==== INFORMATION PROVIDED ====
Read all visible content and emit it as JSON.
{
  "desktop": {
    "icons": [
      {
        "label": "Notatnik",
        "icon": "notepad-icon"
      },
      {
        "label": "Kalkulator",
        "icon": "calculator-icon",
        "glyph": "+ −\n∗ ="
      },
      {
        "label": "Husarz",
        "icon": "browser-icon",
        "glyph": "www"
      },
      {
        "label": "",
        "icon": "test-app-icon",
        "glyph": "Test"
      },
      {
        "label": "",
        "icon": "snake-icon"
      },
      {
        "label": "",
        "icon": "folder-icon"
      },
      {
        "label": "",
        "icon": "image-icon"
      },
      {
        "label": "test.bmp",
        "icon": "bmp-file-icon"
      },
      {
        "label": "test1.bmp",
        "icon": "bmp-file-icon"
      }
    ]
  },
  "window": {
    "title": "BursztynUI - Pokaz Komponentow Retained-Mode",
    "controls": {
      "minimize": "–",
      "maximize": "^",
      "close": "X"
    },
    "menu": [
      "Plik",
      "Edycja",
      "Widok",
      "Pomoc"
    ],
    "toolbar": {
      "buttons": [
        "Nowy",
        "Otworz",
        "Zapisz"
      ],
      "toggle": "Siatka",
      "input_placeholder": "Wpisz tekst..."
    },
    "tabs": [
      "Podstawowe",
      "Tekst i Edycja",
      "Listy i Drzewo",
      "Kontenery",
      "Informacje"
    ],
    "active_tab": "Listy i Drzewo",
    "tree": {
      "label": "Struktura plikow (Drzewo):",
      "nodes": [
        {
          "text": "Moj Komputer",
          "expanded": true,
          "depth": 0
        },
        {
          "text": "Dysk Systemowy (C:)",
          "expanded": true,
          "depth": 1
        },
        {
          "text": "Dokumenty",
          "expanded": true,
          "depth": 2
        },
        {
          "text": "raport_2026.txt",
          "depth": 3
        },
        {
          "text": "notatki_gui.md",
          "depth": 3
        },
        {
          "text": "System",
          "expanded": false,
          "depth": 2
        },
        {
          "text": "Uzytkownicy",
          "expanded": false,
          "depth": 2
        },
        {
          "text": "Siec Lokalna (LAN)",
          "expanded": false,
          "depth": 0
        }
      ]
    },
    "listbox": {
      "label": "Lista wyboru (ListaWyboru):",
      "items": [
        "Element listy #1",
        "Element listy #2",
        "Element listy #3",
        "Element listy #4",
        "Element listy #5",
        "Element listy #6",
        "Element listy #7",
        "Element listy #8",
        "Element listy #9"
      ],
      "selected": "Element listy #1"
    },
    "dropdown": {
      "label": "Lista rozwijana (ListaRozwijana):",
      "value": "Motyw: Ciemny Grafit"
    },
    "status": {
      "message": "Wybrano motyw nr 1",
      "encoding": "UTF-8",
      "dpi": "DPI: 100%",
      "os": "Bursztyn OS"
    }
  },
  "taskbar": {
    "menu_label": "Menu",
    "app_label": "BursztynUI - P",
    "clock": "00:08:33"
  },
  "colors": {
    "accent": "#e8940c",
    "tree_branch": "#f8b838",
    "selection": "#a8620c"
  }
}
====
> [EXERCISE DESCRIPTION]: All lines holding the word "Lista" should be picked out and copied.

> [ANSWER TO THE PROBLEM]:
      "label": "Lista wyboru (ListaWyboru):",
      "label": "Lista rozwijana (ListaRozwijana):",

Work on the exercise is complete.